▶ [Task]
Report, as a bare number, how many lines hold "вона".
[BEGIN Extracted material]
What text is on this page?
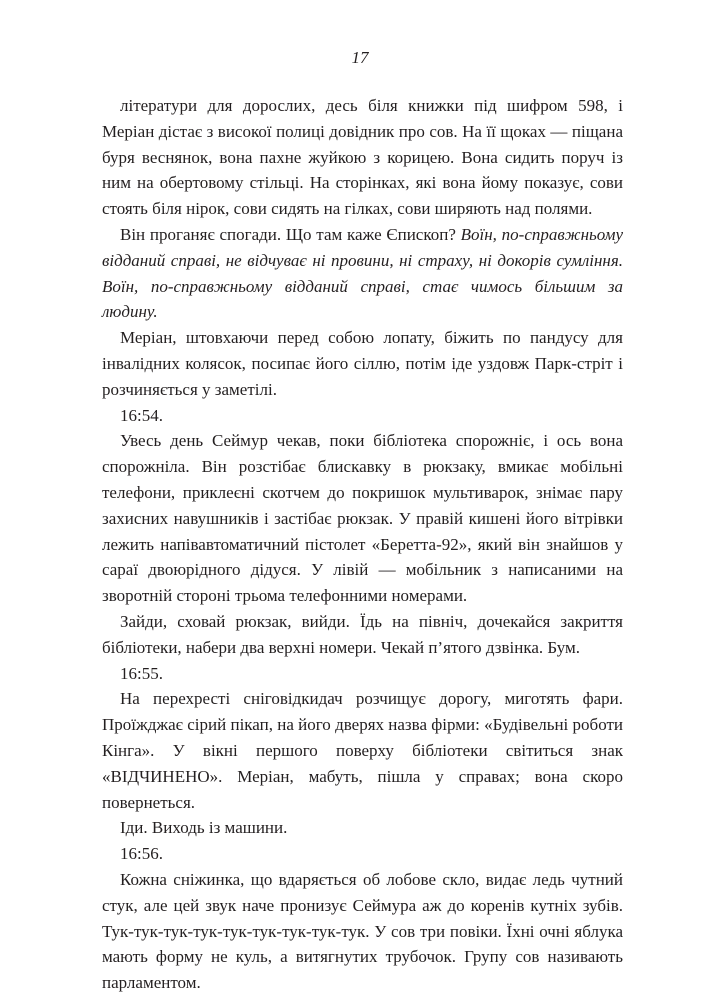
17

літератури для дорослих, десь біля книжки під шифром 598, і Меріан дістає з високої полиці довідник про сов. На її щоках — піщана буря веснянок, вона пахне жуйкою з корицею. Вона сидить поруч із ним на обертовому стільці. На сторінках, які вона йому показує, сови стоять біля нірок, сови сидять на гілках, сови ширяють над полями.

Він проганяє спогади. Що там каже Єпископ? Воїн, по-справжньому відданий справі, не відчуває ні провини, ні страху, ні докорів сумління. Воїн, по-справжньому відданий справі, стає чимось більшим за людину.

Меріан, штовхаючи перед собою лопату, біжить по пандусу для інвалідних колясок, посипає його сіллю, потім іде уздовж Парк-стріт і розчиняється у заметілі.

16:54.

Увесь день Сеймур чекав, поки бібліотека спорожніє, і ось вона спорожніла. Він розстібає блискавку в рюкзаку, вмикає мобільні телефони, приклеєні скотчем до покришок мультиварок, знімає пару захисних навушників і застібає рюкзак. У правій кишені його вітрівки лежить напівавтоматичний пістолет «Беретта-92», який він знайшов у сараї двоюрідного дідуся. У лівій — мобільник з написаними на зворотній стороні трьома телефонними номерами.

Зайди, сховай рюкзак, вийди. Їдь на північ, дочекайся закриття бібліотеки, набери два верхні номери. Чекай п’ятого дзвінка. Бум.

16:55.

На перехресті сніговідкидач розчищує дорогу, миготять фари. Проїжджає сірий пікап, на його дверях назва фірми: «Будівельні роботи Кінга». У вікні першого поверху бібліотеки світиться знак «ВІДЧИНЕНО». Меріан, мабуть, пішла у справах; вона скоро повернеться.

Іди. Виходь із машини.

16:56.

Кожна сніжинка, що вдаряється об лобове скло, видає ледь чутний стук, але цей звук наче пронизує Сеймура аж до коренів кутніх зубів. Тук-тук-тук-тук-тук-тук-тук-тук-тук. У сов три повіки. Їхні очні яблука мають форму не куль, а витягнутих трубочок. Групу сов називають парламентом.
[END Extracted material]
▶ [Response below]
3